[START OF Input rows]

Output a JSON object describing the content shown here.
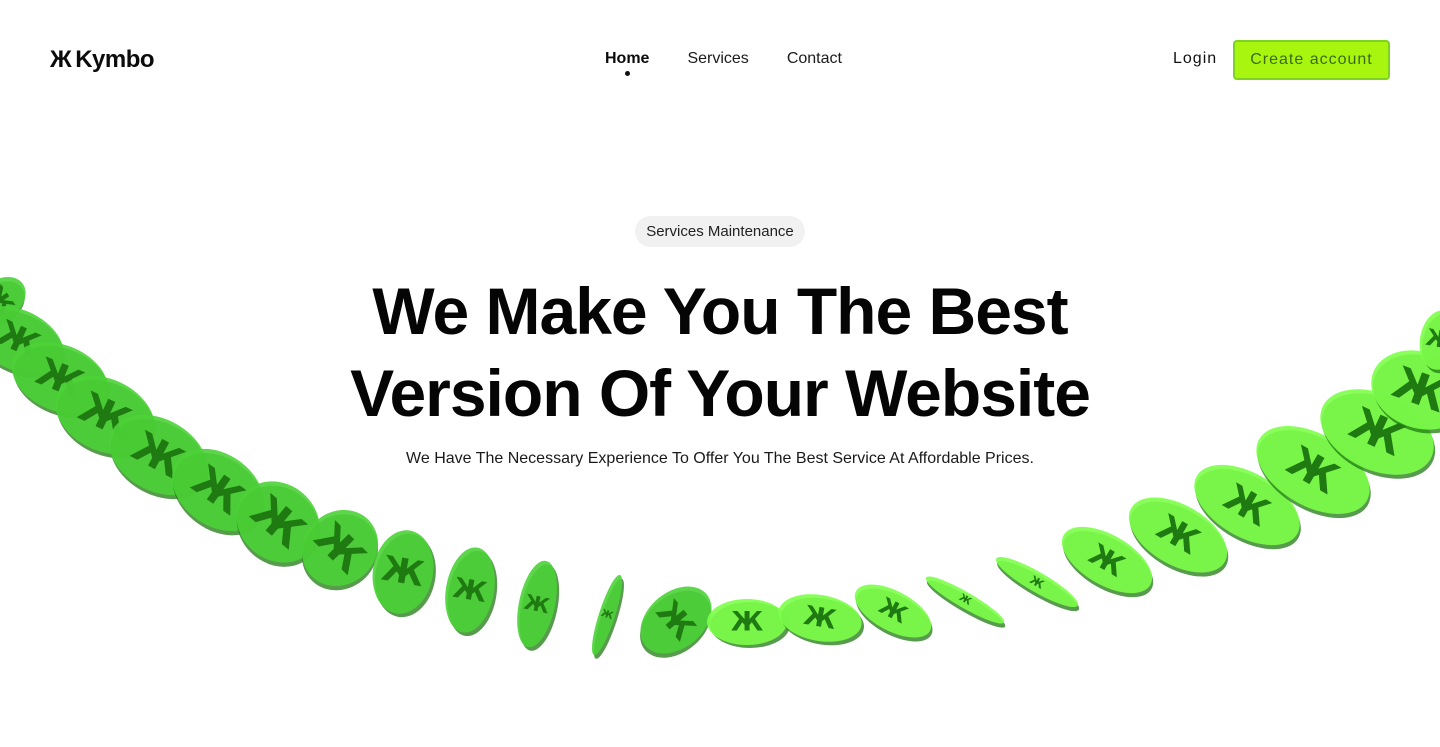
{
  "brand": {
    "logo_mark": "Ж",
    "name": "Kymbo"
  },
  "nav": {
    "items": [
      {
        "label": "Home",
        "active": true
      },
      {
        "label": "Services",
        "active": false
      },
      {
        "label": "Contact",
        "active": false
      }
    ]
  },
  "auth": {
    "login_label": "Login",
    "create_account_label": "Create account"
  },
  "hero": {
    "tag": "Services Maintenance",
    "headline_line1": "We Make You The Best",
    "headline_line2": "Version Of Your Website",
    "subtitle": "We Have The Necessary Experience To Offer You The Best Service At Affordable Prices."
  },
  "decoration": {
    "coin_symbol": "Ж",
    "coin_color": "#4cd137",
    "coin_highlight": "#7dff4a",
    "coin_shadow": "#1f7a12",
    "accent": "#a8f510"
  }
}
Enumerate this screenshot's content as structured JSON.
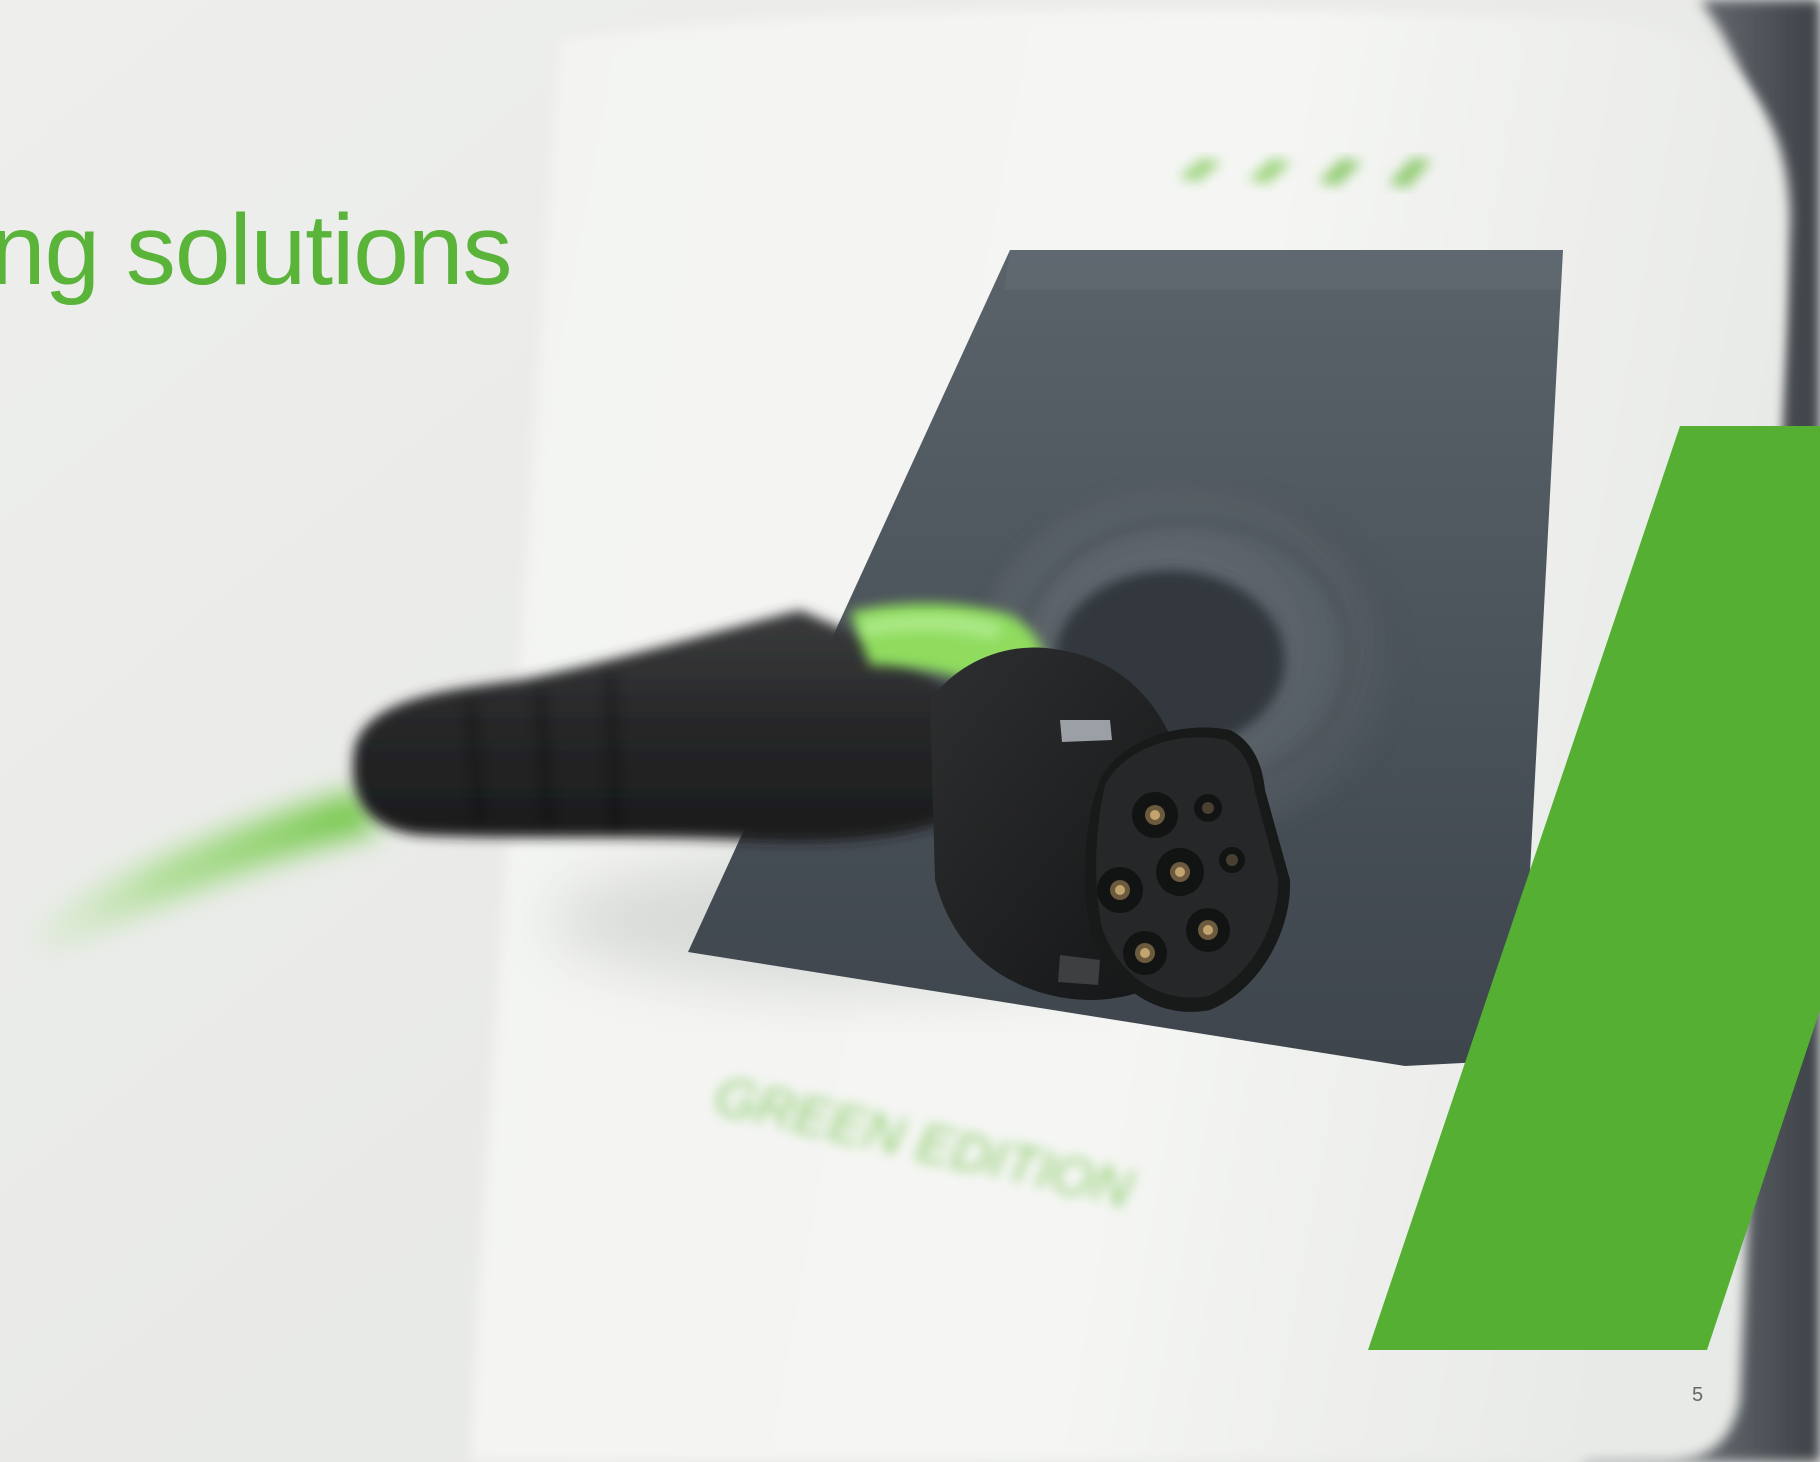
{
  "page": {
    "headline": "ging solutions",
    "page_number": "5"
  },
  "product": {
    "label": "GREEN EDITION",
    "status_lights": 4
  },
  "colors": {
    "background": "#ecedeb",
    "brand_green": "#55af32",
    "headline_green": "#5ab43a",
    "page_number": "#666666",
    "connector": "#1f2021",
    "panel": "#4e565e"
  }
}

[END OF Input rows]

### What the task requires:
Provide only the count of lines in the data above that include the string "content".

### The result:
2